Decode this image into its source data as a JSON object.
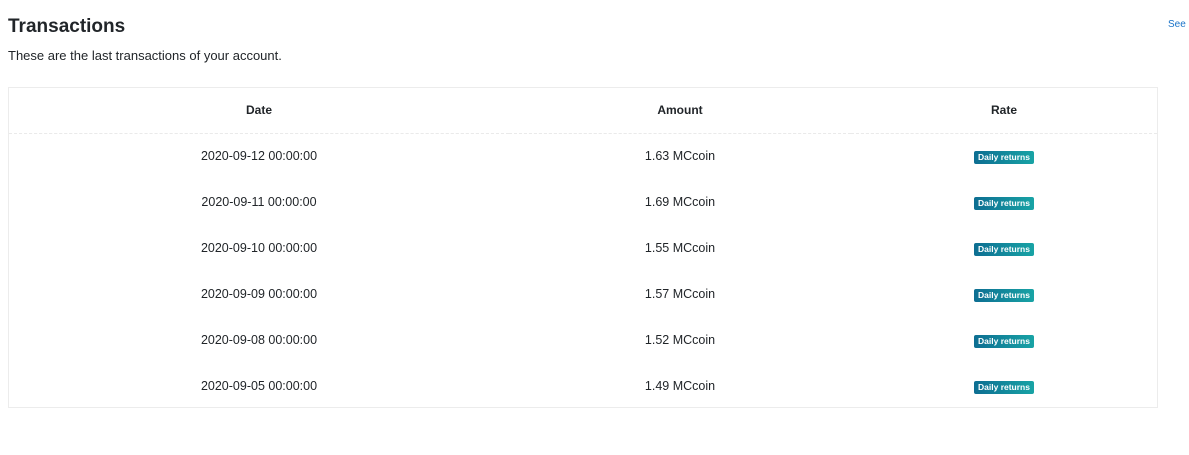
{
  "header": {
    "title": "Transactions",
    "subtitle": "These are the last transactions of your account.",
    "see_all_label": "See a"
  },
  "table": {
    "columns": [
      "Date",
      "Amount",
      "Rate"
    ],
    "rows": [
      {
        "date": "2020-09-12 00:00:00",
        "amount": "1.63 MCcoin",
        "rate": "Daily returns"
      },
      {
        "date": "2020-09-11 00:00:00",
        "amount": "1.69 MCcoin",
        "rate": "Daily returns"
      },
      {
        "date": "2020-09-10 00:00:00",
        "amount": "1.55 MCcoin",
        "rate": "Daily returns"
      },
      {
        "date": "2020-09-09 00:00:00",
        "amount": "1.57 MCcoin",
        "rate": "Daily returns"
      },
      {
        "date": "2020-09-08 00:00:00",
        "amount": "1.52 MCcoin",
        "rate": "Daily returns"
      },
      {
        "date": "2020-09-05 00:00:00",
        "amount": "1.49 MCcoin",
        "rate": "Daily returns"
      }
    ]
  },
  "colors": {
    "badge_start": "#0d6e92",
    "badge_end": "#18a3a5",
    "link": "#1a73c8"
  }
}
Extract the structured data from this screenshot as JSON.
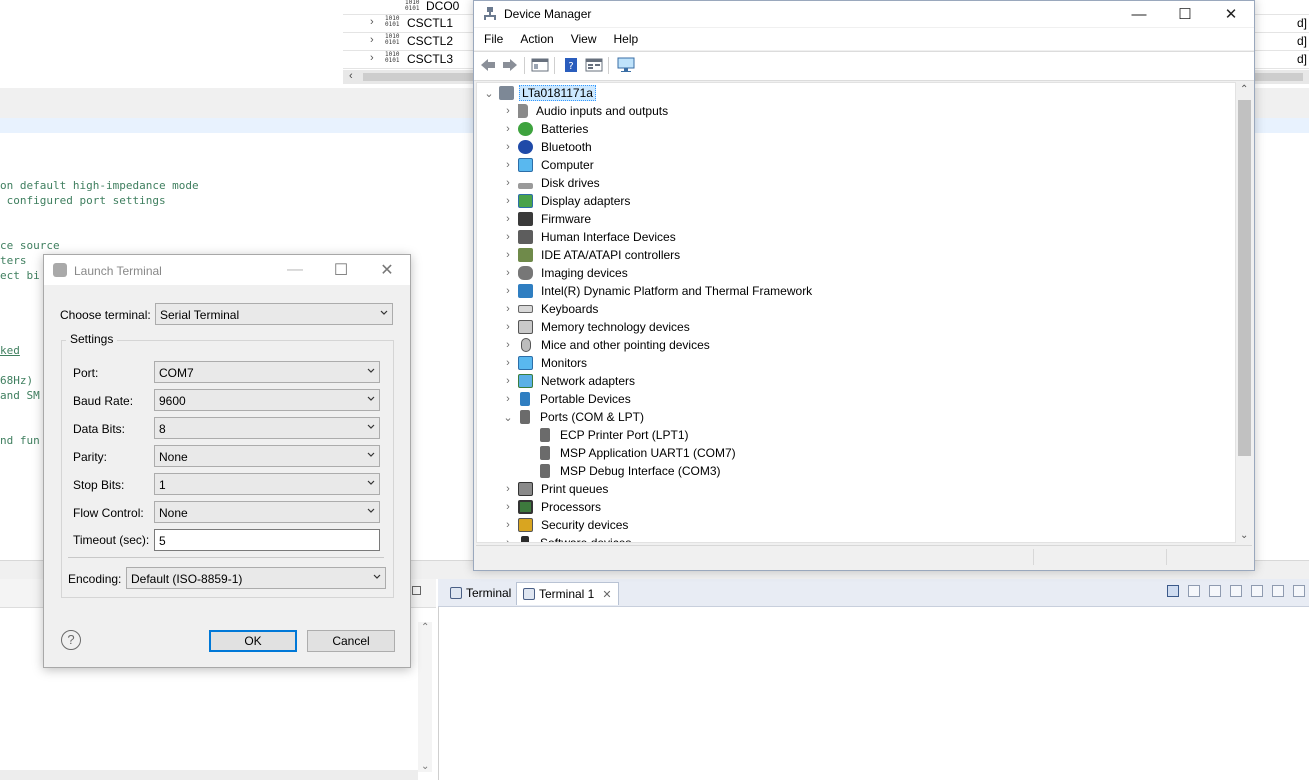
{
  "registers": {
    "rows": [
      {
        "name": "DCO0",
        "tail": ""
      },
      {
        "name": "CSCTL1",
        "tail": "d]"
      },
      {
        "name": "CSCTL2",
        "tail": "d]"
      },
      {
        "name": "CSCTL3",
        "tail": "d]"
      }
    ],
    "bits_icon": "1010\n0101"
  },
  "editor": {
    "lines": [
      "on default high-impedance mode",
      " configured port settings",
      "ce source",
      "ters",
      "ect bi",
      "ked",
      "68Hz) ",
      "and SM",
      "nd fun"
    ]
  },
  "terminal_view": {
    "tabs": [
      {
        "label": "Terminal",
        "active": false
      },
      {
        "label": "Terminal 1",
        "active": true
      }
    ]
  },
  "launch_terminal": {
    "title": "Launch Terminal",
    "choose_label": "Choose terminal:",
    "choose_value": "Serial Terminal",
    "settings_label": "Settings",
    "fields": [
      {
        "label": "Port:",
        "value": "COM7"
      },
      {
        "label": "Baud Rate:",
        "value": "9600"
      },
      {
        "label": "Data Bits:",
        "value": "8"
      },
      {
        "label": "Parity:",
        "value": "None"
      },
      {
        "label": "Stop Bits:",
        "value": "1"
      },
      {
        "label": "Flow Control:",
        "value": "None"
      }
    ],
    "timeout_label": "Timeout (sec):",
    "timeout_value": "5",
    "encoding_label": "Encoding:",
    "encoding_value": "Default (ISO-8859-1)",
    "help_glyph": "?",
    "ok": "OK",
    "cancel": "Cancel"
  },
  "device_manager": {
    "title": "Device Manager",
    "menu": [
      "File",
      "Action",
      "View",
      "Help"
    ],
    "root": "LTa0181171a",
    "categories": [
      {
        "label": "Audio inputs and outputs",
        "icon": "speaker-icon"
      },
      {
        "label": "Batteries",
        "icon": "battery-icon"
      },
      {
        "label": "Bluetooth",
        "icon": "bluetooth-icon"
      },
      {
        "label": "Computer",
        "icon": "monitor-icon"
      },
      {
        "label": "Disk drives",
        "icon": "disk-drive-icon"
      },
      {
        "label": "Display adapters",
        "icon": "display-adapter-icon"
      },
      {
        "label": "Firmware",
        "icon": "chip-icon"
      },
      {
        "label": "Human Interface Devices",
        "icon": "hid-icon"
      },
      {
        "label": "IDE ATA/ATAPI controllers",
        "icon": "ide-icon"
      },
      {
        "label": "Imaging devices",
        "icon": "camera-icon"
      },
      {
        "label": "Intel(R) Dynamic Platform and Thermal Framework",
        "icon": "intel-icon"
      },
      {
        "label": "Keyboards",
        "icon": "keyboard-icon"
      },
      {
        "label": "Memory technology devices",
        "icon": "memory-icon"
      },
      {
        "label": "Mice and other pointing devices",
        "icon": "mouse-icon"
      },
      {
        "label": "Monitors",
        "icon": "monitor-icon"
      },
      {
        "label": "Network adapters",
        "icon": "network-icon"
      },
      {
        "label": "Portable Devices",
        "icon": "portable-device-icon"
      },
      {
        "label": "Ports (COM & LPT)",
        "icon": "port-icon",
        "expanded": true,
        "children": [
          "ECP Printer Port (LPT1)",
          "MSP Application UART1 (COM7)",
          "MSP Debug Interface (COM3)"
        ]
      },
      {
        "label": "Print queues",
        "icon": "printer-icon"
      },
      {
        "label": "Processors",
        "icon": "processor-icon"
      },
      {
        "label": "Security devices",
        "icon": "security-icon"
      },
      {
        "label": "Software devices",
        "icon": "software-icon"
      }
    ]
  },
  "colors": {
    "accent": "#0078d7",
    "selection": "#cce8ff",
    "comment_green": "#3f7f5f",
    "tab_bar": "#e8ecf4"
  }
}
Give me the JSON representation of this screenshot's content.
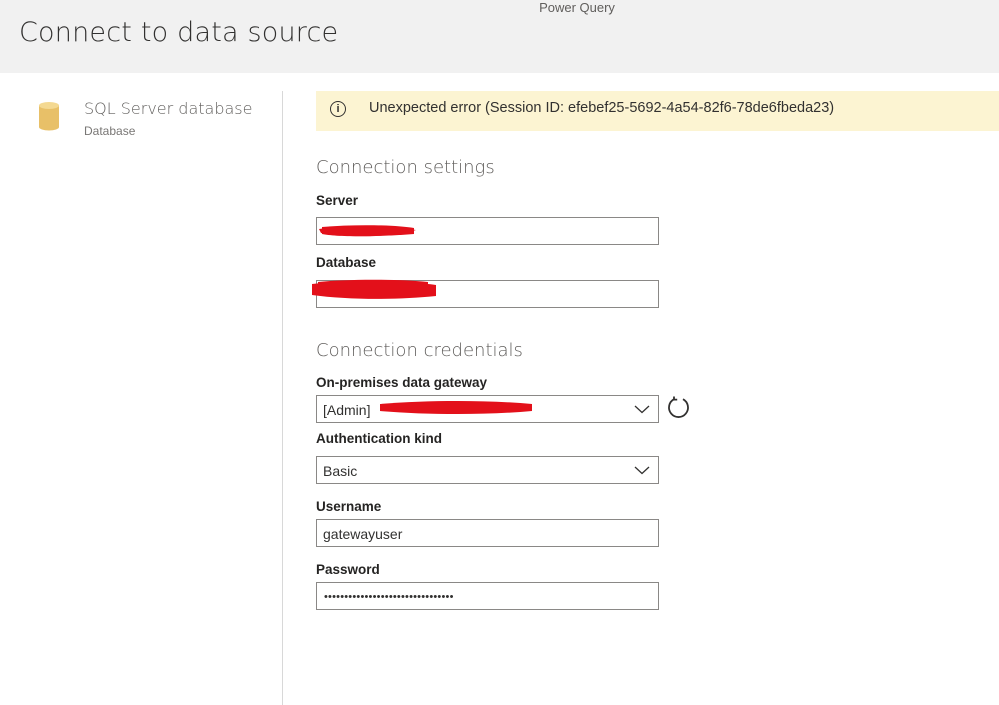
{
  "app": {
    "title": "Power Query"
  },
  "page": {
    "title": "Connect to data source"
  },
  "source": {
    "name": "SQL Server database",
    "type": "Database"
  },
  "error": {
    "icon": "info-icon",
    "message": "Unexpected error (Session ID: efebef25-5692-4a54-82f6-78de6fbeda23)"
  },
  "connection_settings": {
    "title": "Connection settings",
    "server": {
      "label": "Server",
      "value": ""
    },
    "database": {
      "label": "Database",
      "value": ""
    }
  },
  "connection_credentials": {
    "title": "Connection credentials",
    "gateway": {
      "label": "On-premises data gateway",
      "value": "[Admin]"
    },
    "auth": {
      "label": "Authentication kind",
      "value": "Basic"
    },
    "username": {
      "label": "Username",
      "value": "gatewayuser"
    },
    "password": {
      "label": "Password",
      "value": "••••••••••••••••••••••••••••••••"
    }
  },
  "colors": {
    "banner": "#fcf4d2",
    "redaction": "#e3101a",
    "header": "#f1f1f1",
    "db_icon": "#e8c068"
  }
}
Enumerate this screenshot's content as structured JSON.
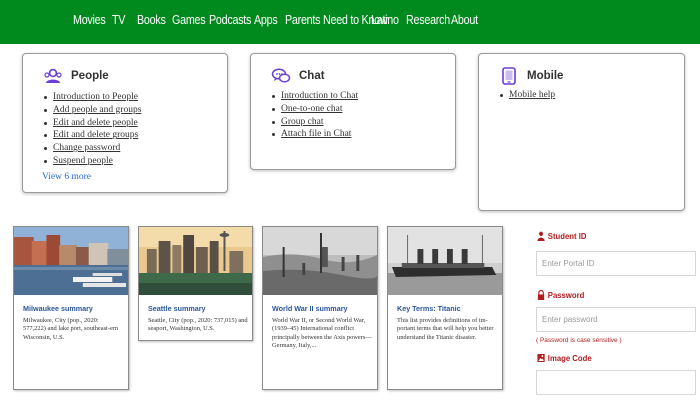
{
  "nav": {
    "items": [
      "Movies",
      "TV",
      "Books",
      "Games",
      "Podcasts",
      "Apps",
      "Parents Need to Know",
      "Latino",
      "Research",
      "About"
    ],
    "background": "#008a1e"
  },
  "help_cards": [
    {
      "title": "People",
      "icon": "people-icon",
      "links": [
        "Introduction to People",
        "Add people and groups",
        "Edit and delete people",
        "Edit and delete groups",
        "Change password",
        "Suspend people"
      ],
      "more": "View 6 more"
    },
    {
      "title": "Chat",
      "icon": "chat-icon",
      "links": [
        "Introduction to Chat",
        "One-to-one chat",
        "Group chat",
        "Attach file in Chat"
      ]
    },
    {
      "title": "Mobile",
      "icon": "mobile-icon",
      "links": [
        "Mobile help"
      ]
    }
  ],
  "articles": [
    {
      "title": "Milwaukee summary",
      "desc": "Milwaukee, City (pop., 2020: 577,222) and lake port, southeast-ern Wisconsin, U.S.",
      "image": "milwaukee-harbor-photo"
    },
    {
      "title": "Seattle summary",
      "desc": "Seattle, City (pop., 2020: 737,015) and seaport, Washington, U.S.",
      "image": "seattle-skyline-photo"
    },
    {
      "title": "World War II summary",
      "desc": "World War II, or Second World War, (1939–45) International conflict principally between the Axis powers—Germany, Italy,...",
      "image": "wwii-soldiers-photo"
    },
    {
      "title": "Key Terms: Titanic",
      "desc": "This list provides definitions of im-portant terms that will help you better understand the Titanic disaster.",
      "image": "titanic-ship-photo"
    }
  ],
  "login": {
    "student_id_label": "Student ID",
    "student_id_placeholder": "Enter Portal ID",
    "password_label": "Password",
    "password_placeholder": "Enter password",
    "password_note": "( Password is case sensitive )",
    "image_code_label": "Image Code"
  },
  "colors": {
    "accent_red": "#b01d1d",
    "link_blue": "#2a6ad6",
    "icon_purple": "#6a3fd6"
  }
}
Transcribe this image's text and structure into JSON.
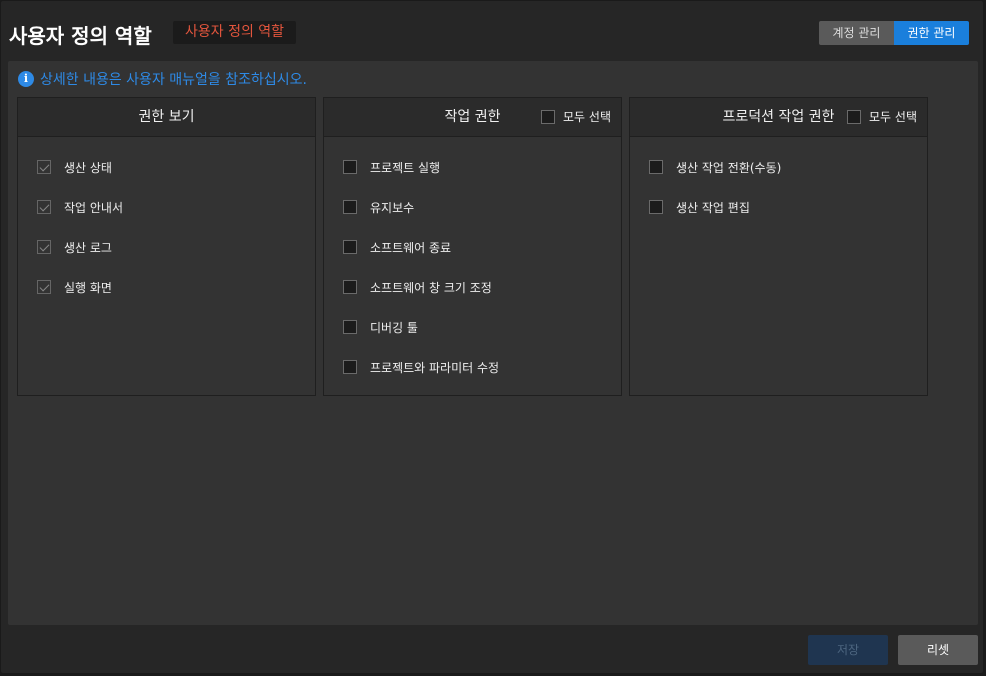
{
  "header": {
    "title": "사용자 정의 역할",
    "badge": "사용자 정의 역할",
    "tabs": [
      {
        "label": "계정 관리",
        "active": false
      },
      {
        "label": "권한 관리",
        "active": true
      }
    ]
  },
  "info": {
    "icon": "info-icon",
    "text": "상세한 내용은 사용자 매뉴얼을 참조하십시오."
  },
  "columns": [
    {
      "title": "권한 보기",
      "select_all": null,
      "items": [
        {
          "label": "생산 상태",
          "checked": true
        },
        {
          "label": "작업 안내서",
          "checked": true
        },
        {
          "label": "생산 로그",
          "checked": true
        },
        {
          "label": "실행 화면",
          "checked": true
        }
      ]
    },
    {
      "title": "작업 권한",
      "select_all": "모두 선택",
      "items": [
        {
          "label": "프로젝트 실행",
          "checked": false
        },
        {
          "label": "유지보수",
          "checked": false
        },
        {
          "label": "소프트웨어 종료",
          "checked": false
        },
        {
          "label": "소프트웨어 창 크기 조정",
          "checked": false
        },
        {
          "label": "디버깅 툴",
          "checked": false
        },
        {
          "label": "프로젝트와 파라미터 수정",
          "checked": false
        }
      ]
    },
    {
      "title": "프로덕션 작업 권한",
      "select_all": "모두 선택",
      "items": [
        {
          "label": "생산 작업 전환(수동)",
          "checked": false
        },
        {
          "label": "생산 작업 편집",
          "checked": false
        }
      ]
    }
  ],
  "footer": {
    "save": "저장",
    "reset": "리셋"
  },
  "colors": {
    "accent": "#1a7fdc",
    "badge_text": "#e2553d",
    "info": "#2e8ae6"
  }
}
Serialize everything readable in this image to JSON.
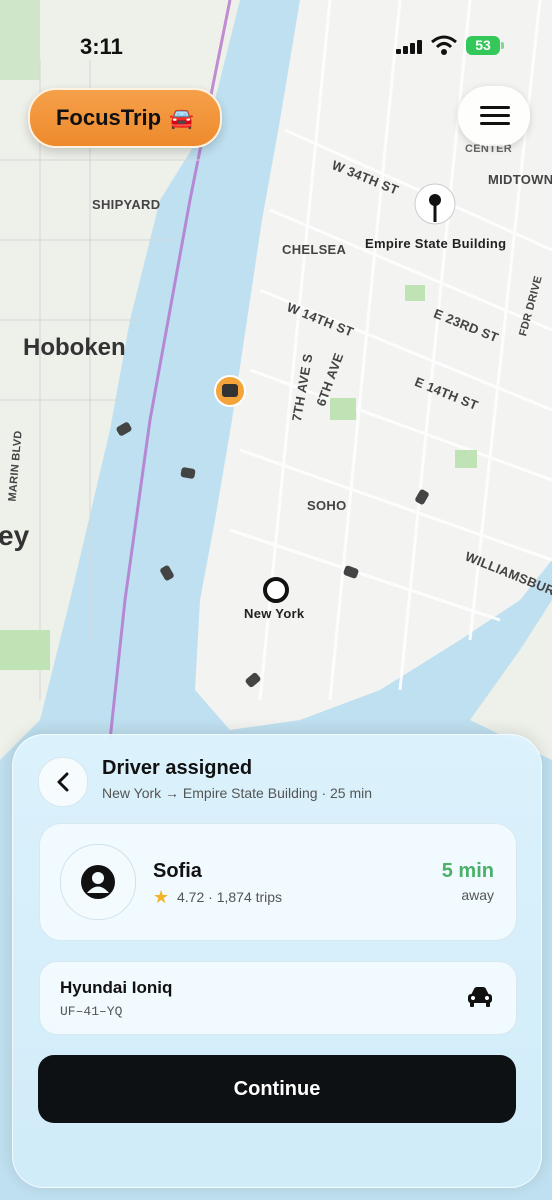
{
  "status_bar": {
    "time": "3:11",
    "battery": "53"
  },
  "app": {
    "name": "FocusTrip",
    "emoji": "🚘"
  },
  "map": {
    "labels": {
      "center": "CENTER",
      "midtown": "MIDTOWN",
      "w34": "W 34TH ST",
      "shipyard": "SHIPYARD",
      "chelsea": "CHELSEA",
      "empire": "Empire State Building",
      "hoboken": "Hoboken",
      "w14": "W 14TH ST",
      "e23": "E 23RD ST",
      "e14": "E 14TH ST",
      "ave7": "7TH AVE S",
      "ave6": "6TH AVE",
      "fdr": "FDR DRIVE",
      "marin": "MARIN BLVD",
      "soho": "SOHO",
      "williamsburg": "WILLIAMSBURG",
      "newyork": "New York",
      "jersey": "ey"
    }
  },
  "sheet": {
    "title": "Driver assigned",
    "route": "New York → Empire State Building · 25 min",
    "driver": {
      "name": "Sofia",
      "rating": "4.72 · 1,874 trips",
      "eta": "5 min",
      "away": "away"
    },
    "vehicle": {
      "model": "Hyundai Ioniq",
      "plate": "UF–41–YQ"
    },
    "continue_label": "Continue"
  }
}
○ ○ ○ ○ ○
§ GOAL: How many lines in the data contain the string "into"? Respond with the number only.

§ ANSWER FOR THE TASK: 2